* GIVEN TASK
Copy out all the records exactly.
[start of DATA SUPPLIED]
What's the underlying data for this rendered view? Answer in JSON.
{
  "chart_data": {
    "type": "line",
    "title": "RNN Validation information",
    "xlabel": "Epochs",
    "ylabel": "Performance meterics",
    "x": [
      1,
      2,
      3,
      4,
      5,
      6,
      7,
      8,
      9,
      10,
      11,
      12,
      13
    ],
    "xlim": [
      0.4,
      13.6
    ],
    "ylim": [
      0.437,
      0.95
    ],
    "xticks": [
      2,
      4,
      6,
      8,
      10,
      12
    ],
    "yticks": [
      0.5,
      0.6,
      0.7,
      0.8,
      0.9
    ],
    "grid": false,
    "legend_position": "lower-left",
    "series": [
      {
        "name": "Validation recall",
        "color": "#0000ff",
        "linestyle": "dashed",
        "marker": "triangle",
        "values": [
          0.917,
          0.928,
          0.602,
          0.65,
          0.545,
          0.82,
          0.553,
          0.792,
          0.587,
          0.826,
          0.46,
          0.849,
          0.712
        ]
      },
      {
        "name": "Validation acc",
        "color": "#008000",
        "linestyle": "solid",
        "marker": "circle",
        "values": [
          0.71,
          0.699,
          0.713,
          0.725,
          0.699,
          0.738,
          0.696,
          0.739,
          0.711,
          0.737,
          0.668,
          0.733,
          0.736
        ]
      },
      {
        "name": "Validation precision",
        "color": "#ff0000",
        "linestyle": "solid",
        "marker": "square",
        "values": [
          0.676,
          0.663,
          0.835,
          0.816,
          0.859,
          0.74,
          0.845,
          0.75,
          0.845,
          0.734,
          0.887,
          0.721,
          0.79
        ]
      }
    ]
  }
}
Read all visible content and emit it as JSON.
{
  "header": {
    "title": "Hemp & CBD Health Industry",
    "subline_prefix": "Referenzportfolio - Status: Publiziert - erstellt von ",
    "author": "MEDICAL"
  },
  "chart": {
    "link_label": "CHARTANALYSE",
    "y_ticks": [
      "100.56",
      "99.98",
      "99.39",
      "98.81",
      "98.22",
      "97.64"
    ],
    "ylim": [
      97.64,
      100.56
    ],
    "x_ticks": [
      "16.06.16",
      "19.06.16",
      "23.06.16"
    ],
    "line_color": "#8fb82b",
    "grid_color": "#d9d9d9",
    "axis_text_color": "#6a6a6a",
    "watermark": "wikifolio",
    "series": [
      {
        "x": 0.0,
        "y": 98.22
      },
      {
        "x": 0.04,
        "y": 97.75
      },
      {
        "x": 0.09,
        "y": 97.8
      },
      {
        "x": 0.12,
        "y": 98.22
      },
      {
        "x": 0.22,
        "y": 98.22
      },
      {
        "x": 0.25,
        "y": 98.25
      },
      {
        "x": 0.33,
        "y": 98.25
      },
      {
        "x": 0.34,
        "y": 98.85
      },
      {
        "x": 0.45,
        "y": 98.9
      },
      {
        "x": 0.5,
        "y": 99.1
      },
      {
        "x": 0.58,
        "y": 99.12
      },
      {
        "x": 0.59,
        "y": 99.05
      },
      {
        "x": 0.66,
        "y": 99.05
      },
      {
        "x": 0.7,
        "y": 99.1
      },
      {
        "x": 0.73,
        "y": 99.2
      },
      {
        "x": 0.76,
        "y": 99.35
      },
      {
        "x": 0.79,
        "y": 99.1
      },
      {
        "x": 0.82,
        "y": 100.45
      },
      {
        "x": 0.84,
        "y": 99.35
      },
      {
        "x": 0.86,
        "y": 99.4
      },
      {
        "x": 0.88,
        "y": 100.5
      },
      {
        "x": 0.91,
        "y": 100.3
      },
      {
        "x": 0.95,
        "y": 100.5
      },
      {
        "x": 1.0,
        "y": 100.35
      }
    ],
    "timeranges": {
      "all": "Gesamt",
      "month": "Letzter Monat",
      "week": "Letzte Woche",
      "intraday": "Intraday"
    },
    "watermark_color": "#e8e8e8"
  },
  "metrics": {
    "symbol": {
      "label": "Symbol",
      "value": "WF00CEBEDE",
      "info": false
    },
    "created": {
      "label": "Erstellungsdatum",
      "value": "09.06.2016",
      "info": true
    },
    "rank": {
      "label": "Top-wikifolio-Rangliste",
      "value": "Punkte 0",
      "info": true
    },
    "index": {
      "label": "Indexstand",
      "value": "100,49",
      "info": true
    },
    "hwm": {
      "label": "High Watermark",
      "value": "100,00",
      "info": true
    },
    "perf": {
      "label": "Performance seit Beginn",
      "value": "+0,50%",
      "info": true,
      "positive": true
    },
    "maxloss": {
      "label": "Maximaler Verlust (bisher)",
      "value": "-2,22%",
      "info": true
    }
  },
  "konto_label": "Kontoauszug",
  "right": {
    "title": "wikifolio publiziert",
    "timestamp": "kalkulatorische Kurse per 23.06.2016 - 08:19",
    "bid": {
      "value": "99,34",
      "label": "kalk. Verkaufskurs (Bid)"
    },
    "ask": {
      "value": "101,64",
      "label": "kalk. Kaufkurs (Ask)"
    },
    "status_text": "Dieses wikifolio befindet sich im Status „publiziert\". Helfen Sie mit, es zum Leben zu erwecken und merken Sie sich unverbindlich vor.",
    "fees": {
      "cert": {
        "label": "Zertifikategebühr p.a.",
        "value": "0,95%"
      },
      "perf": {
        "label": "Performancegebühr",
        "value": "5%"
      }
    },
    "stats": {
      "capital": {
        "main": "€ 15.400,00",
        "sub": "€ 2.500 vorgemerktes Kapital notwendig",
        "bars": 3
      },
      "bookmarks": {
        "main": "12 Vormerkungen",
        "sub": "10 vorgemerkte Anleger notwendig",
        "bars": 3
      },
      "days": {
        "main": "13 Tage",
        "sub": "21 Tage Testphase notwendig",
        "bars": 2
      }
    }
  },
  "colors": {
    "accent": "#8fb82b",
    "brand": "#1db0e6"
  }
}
[end of DATA SUPPLIED]
* THE ANSWER
What's the underlying data for this rendered view? Answer in JSON.
{
  "chart_data": {
    "type": "line",
    "title": "RNN Validation information",
    "xlabel": "Epochs",
    "ylabel": "Performance meterics",
    "x": [
      1,
      2,
      3,
      4,
      5,
      6,
      7,
      8,
      9,
      10,
      11,
      12,
      13
    ],
    "xlim": [
      0.4,
      13.6
    ],
    "ylim": [
      0.437,
      0.95
    ],
    "xticks": [
      2,
      4,
      6,
      8,
      10,
      12
    ],
    "yticks": [
      0.5,
      0.6,
      0.7,
      0.8,
      0.9
    ],
    "grid": false,
    "legend_position": "lower-left",
    "series": [
      {
        "name": "Validation recall",
        "color": "#0000ff",
        "linestyle": "dashed",
        "marker": "triangle",
        "values": [
          0.917,
          0.928,
          0.602,
          0.65,
          0.545,
          0.82,
          0.553,
          0.792,
          0.587,
          0.826,
          0.46,
          0.849,
          0.712
        ]
      },
      {
        "name": "Validation acc",
        "color": "#008000",
        "linestyle": "solid",
        "marker": "circle",
        "values": [
          0.71,
          0.699,
          0.713,
          0.725,
          0.699,
          0.738,
          0.696,
          0.739,
          0.711,
          0.737,
          0.668,
          0.733,
          0.736
        ]
      },
      {
        "name": "Validation precision",
        "color": "#ff0000",
        "linestyle": "solid",
        "marker": "square",
        "values": [
          0.676,
          0.663,
          0.835,
          0.816,
          0.859,
          0.74,
          0.845,
          0.75,
          0.845,
          0.734,
          0.887,
          0.721,
          0.79
        ]
      }
    ]
  }
}
Read all visible content and emit it as JSON.
{
  "header": {
    "title": "Hemp & CBD Health Industry",
    "subline_prefix": "Referenzportfolio - Status: Publiziert - erstellt von ",
    "author": "MEDICAL"
  },
  "chart": {
    "link_label": "CHARTANALYSE",
    "y_ticks": [
      "100.56",
      "99.98",
      "99.39",
      "98.81",
      "98.22",
      "97.64"
    ],
    "ylim": [
      97.64,
      100.56
    ],
    "x_ticks": [
      "16.06.16",
      "19.06.16",
      "23.06.16"
    ],
    "line_color": "#8fb82b",
    "grid_color": "#d9d9d9",
    "axis_text_color": "#6a6a6a",
    "watermark": "wikifolio",
    "series": [
      {
        "x": 0.0,
        "y": 98.22
      },
      {
        "x": 0.04,
        "y": 97.75
      },
      {
        "x": 0.09,
        "y": 97.8
      },
      {
        "x": 0.12,
        "y": 98.22
      },
      {
        "x": 0.22,
        "y": 98.22
      },
      {
        "x": 0.25,
        "y": 98.25
      },
      {
        "x": 0.33,
        "y": 98.25
      },
      {
        "x": 0.34,
        "y": 98.85
      },
      {
        "x": 0.45,
        "y": 98.9
      },
      {
        "x": 0.5,
        "y": 99.1
      },
      {
        "x": 0.58,
        "y": 99.12
      },
      {
        "x": 0.59,
        "y": 99.05
      },
      {
        "x": 0.66,
        "y": 99.05
      },
      {
        "x": 0.7,
        "y": 99.1
      },
      {
        "x": 0.73,
        "y": 99.2
      },
      {
        "x": 0.76,
        "y": 99.35
      },
      {
        "x": 0.79,
        "y": 99.1
      },
      {
        "x": 0.82,
        "y": 100.45
      },
      {
        "x": 0.84,
        "y": 99.35
      },
      {
        "x": 0.86,
        "y": 99.4
      },
      {
        "x": 0.88,
        "y": 100.5
      },
      {
        "x": 0.91,
        "y": 100.3
      },
      {
        "x": 0.95,
        "y": 100.5
      },
      {
        "x": 1.0,
        "y": 100.35
      }
    ],
    "timeranges": {
      "all": "Gesamt",
      "month": "Letzter Monat",
      "week": "Letzte Woche",
      "intraday": "Intraday"
    },
    "watermark_color": "#e8e8e8"
  },
  "metrics": {
    "symbol": {
      "label": "Symbol",
      "value": "WF00CEBEDE",
      "info": false
    },
    "created": {
      "label": "Erstellungsdatum",
      "value": "09.06.2016",
      "info": true
    },
    "rank": {
      "label": "Top-wikifolio-Rangliste",
      "value": "Punkte 0",
      "info": true
    },
    "index": {
      "label": "Indexstand",
      "value": "100,49",
      "info": true
    },
    "hwm": {
      "label": "High Watermark",
      "value": "100,00",
      "info": true
    },
    "perf": {
      "label": "Performance seit Beginn",
      "value": "+0,50%",
      "info": true,
      "positive": true
    },
    "maxloss": {
      "label": "Maximaler Verlust (bisher)",
      "value": "-2,22%",
      "info": true
    }
  },
  "konto_label": "Kontoauszug",
  "right": {
    "title": "wikifolio publiziert",
    "timestamp": "kalkulatorische Kurse per 23.06.2016 - 08:19",
    "bid": {
      "value": "99,34",
      "label": "kalk. Verkaufskurs (Bid)"
    },
    "ask": {
      "value": "101,64",
      "label": "kalk. Kaufkurs (Ask)"
    },
    "status_text": "Dieses wikifolio befindet sich im Status „publiziert\". Helfen Sie mit, es zum Leben zu erwecken und merken Sie sich unverbindlich vor.",
    "fees": {
      "cert": {
        "label": "Zertifikategebühr p.a.",
        "value": "0,95%"
      },
      "perf": {
        "label": "Performancegebühr",
        "value": "5%"
      }
    },
    "stats": {
      "capital": {
        "main": "€ 15.400,00",
        "sub": "€ 2.500 vorgemerktes Kapital notwendig",
        "bars": 3
      },
      "bookmarks": {
        "main": "12 Vormerkungen",
        "sub": "10 vorgemerkte Anleger notwendig",
        "bars": 3
      },
      "days": {
        "main": "13 Tage",
        "sub": "21 Tage Testphase notwendig",
        "bars": 2
      }
    }
  },
  "colors": {
    "accent": "#8fb82b",
    "brand": "#1db0e6"
  }
}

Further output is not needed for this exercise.